▶ _WHAT TO WORK ON_:
Please reproduce every record, keeping each one exactly as written.

▶ _DATASET EXCERPTS_:
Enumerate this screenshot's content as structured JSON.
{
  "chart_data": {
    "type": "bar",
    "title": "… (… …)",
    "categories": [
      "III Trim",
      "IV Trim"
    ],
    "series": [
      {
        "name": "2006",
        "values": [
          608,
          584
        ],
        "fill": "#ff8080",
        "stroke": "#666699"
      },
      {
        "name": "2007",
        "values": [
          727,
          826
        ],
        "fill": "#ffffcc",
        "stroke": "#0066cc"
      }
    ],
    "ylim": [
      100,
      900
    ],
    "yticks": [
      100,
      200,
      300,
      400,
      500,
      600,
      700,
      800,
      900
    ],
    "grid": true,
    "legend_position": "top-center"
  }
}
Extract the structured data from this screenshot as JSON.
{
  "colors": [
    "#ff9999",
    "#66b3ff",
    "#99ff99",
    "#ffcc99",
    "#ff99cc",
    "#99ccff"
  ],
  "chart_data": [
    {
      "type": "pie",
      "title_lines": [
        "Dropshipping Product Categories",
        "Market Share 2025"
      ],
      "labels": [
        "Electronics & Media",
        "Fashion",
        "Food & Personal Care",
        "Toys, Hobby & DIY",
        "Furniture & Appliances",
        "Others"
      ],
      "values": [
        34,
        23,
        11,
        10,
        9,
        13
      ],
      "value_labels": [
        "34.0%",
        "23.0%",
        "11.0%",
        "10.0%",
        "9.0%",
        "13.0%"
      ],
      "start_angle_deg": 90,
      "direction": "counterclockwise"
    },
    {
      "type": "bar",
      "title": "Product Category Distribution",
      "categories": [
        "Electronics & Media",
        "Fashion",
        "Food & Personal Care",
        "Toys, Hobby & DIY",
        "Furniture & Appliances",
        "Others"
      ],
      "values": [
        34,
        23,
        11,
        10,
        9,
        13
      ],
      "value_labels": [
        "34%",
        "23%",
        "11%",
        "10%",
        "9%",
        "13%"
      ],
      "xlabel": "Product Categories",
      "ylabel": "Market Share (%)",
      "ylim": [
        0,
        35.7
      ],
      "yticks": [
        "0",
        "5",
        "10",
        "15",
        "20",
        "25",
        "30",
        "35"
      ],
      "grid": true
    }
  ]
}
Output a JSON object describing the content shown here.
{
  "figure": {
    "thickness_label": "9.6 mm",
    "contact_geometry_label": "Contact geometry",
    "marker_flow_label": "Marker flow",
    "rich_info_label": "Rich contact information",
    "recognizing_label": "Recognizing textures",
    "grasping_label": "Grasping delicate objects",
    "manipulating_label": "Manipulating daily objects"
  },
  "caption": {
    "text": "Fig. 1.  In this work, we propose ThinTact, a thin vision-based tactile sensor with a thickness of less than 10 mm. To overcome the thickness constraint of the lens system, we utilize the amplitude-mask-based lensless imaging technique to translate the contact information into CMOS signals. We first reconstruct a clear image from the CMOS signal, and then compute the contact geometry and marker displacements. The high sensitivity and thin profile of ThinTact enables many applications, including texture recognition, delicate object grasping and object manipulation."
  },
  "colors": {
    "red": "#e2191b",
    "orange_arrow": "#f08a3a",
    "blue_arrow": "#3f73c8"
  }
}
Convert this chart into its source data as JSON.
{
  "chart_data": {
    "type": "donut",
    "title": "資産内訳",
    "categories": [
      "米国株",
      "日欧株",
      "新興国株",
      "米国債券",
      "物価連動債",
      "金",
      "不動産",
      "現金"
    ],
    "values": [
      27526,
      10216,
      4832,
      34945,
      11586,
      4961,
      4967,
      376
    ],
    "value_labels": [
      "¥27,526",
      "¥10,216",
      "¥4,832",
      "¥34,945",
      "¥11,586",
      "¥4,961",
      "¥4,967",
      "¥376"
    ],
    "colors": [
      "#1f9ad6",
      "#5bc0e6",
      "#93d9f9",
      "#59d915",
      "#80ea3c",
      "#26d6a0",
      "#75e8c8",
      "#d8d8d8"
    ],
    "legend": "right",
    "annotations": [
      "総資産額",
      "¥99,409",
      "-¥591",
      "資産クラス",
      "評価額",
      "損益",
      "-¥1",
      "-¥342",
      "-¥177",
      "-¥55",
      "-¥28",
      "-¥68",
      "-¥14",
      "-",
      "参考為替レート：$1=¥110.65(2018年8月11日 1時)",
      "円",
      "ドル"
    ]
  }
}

▶ _EXPECTED ANSWER_:
Enumerate this screenshot's content as structured JSON.
{
  "chart_data": {
    "type": "bar",
    "title": "… (… …)",
    "categories": [
      "III Trim",
      "IV Trim"
    ],
    "series": [
      {
        "name": "2006",
        "values": [
          608,
          584
        ],
        "fill": "#ff8080",
        "stroke": "#666699"
      },
      {
        "name": "2007",
        "values": [
          727,
          826
        ],
        "fill": "#ffffcc",
        "stroke": "#0066cc"
      }
    ],
    "ylim": [
      100,
      900
    ],
    "yticks": [
      100,
      200,
      300,
      400,
      500,
      600,
      700,
      800,
      900
    ],
    "grid": true,
    "legend_position": "top-center"
  }
}
Extract the structured data from this screenshot as JSON.
{
  "colors": [
    "#ff9999",
    "#66b3ff",
    "#99ff99",
    "#ffcc99",
    "#ff99cc",
    "#99ccff"
  ],
  "chart_data": [
    {
      "type": "pie",
      "title_lines": [
        "Dropshipping Product Categories",
        "Market Share 2025"
      ],
      "labels": [
        "Electronics & Media",
        "Fashion",
        "Food & Personal Care",
        "Toys, Hobby & DIY",
        "Furniture & Appliances",
        "Others"
      ],
      "values": [
        34,
        23,
        11,
        10,
        9,
        13
      ],
      "value_labels": [
        "34.0%",
        "23.0%",
        "11.0%",
        "10.0%",
        "9.0%",
        "13.0%"
      ],
      "start_angle_deg": 90,
      "direction": "counterclockwise"
    },
    {
      "type": "bar",
      "title": "Product Category Distribution",
      "categories": [
        "Electronics & Media",
        "Fashion",
        "Food & Personal Care",
        "Toys, Hobby & DIY",
        "Furniture & Appliances",
        "Others"
      ],
      "values": [
        34,
        23,
        11,
        10,
        9,
        13
      ],
      "value_labels": [
        "34%",
        "23%",
        "11%",
        "10%",
        "9%",
        "13%"
      ],
      "xlabel": "Product Categories",
      "ylabel": "Market Share (%)",
      "ylim": [
        0,
        35.7
      ],
      "yticks": [
        "0",
        "5",
        "10",
        "15",
        "20",
        "25",
        "30",
        "35"
      ],
      "grid": true
    }
  ]
}
Output a JSON object describing the content shown here.
{
  "figure": {
    "thickness_label": "9.6 mm",
    "contact_geometry_label": "Contact geometry",
    "marker_flow_label": "Marker flow",
    "rich_info_label": "Rich contact information",
    "recognizing_label": "Recognizing textures",
    "grasping_label": "Grasping delicate objects",
    "manipulating_label": "Manipulating daily objects"
  },
  "caption": {
    "text": "Fig. 1.  In this work, we propose ThinTact, a thin vision-based tactile sensor with a thickness of less than 10 mm. To overcome the thickness constraint of the lens system, we utilize the amplitude-mask-based lensless imaging technique to translate the contact information into CMOS signals. We first reconstruct a clear image from the CMOS signal, and then compute the contact geometry and marker displacements. The high sensitivity and thin profile of ThinTact enables many applications, including texture recognition, delicate object grasping and object manipulation."
  },
  "colors": {
    "red": "#e2191b",
    "orange_arrow": "#f08a3a",
    "blue_arrow": "#3f73c8"
  }
}
Convert this chart into its source data as JSON.
{
  "chart_data": {
    "type": "donut",
    "title": "資産内訳",
    "categories": [
      "米国株",
      "日欧株",
      "新興国株",
      "米国債券",
      "物価連動債",
      "金",
      "不動産",
      "現金"
    ],
    "values": [
      27526,
      10216,
      4832,
      34945,
      11586,
      4961,
      4967,
      376
    ],
    "value_labels": [
      "¥27,526",
      "¥10,216",
      "¥4,832",
      "¥34,945",
      "¥11,586",
      "¥4,961",
      "¥4,967",
      "¥376"
    ],
    "colors": [
      "#1f9ad6",
      "#5bc0e6",
      "#93d9f9",
      "#59d915",
      "#80ea3c",
      "#26d6a0",
      "#75e8c8",
      "#d8d8d8"
    ],
    "legend": "right",
    "annotations": [
      "総資産額",
      "¥99,409",
      "-¥591",
      "資産クラス",
      "評価額",
      "損益",
      "-¥1",
      "-¥342",
      "-¥177",
      "-¥55",
      "-¥28",
      "-¥68",
      "-¥14",
      "-",
      "参考為替レート：$1=¥110.65(2018年8月11日 1時)",
      "円",
      "ドル"
    ]
  }
}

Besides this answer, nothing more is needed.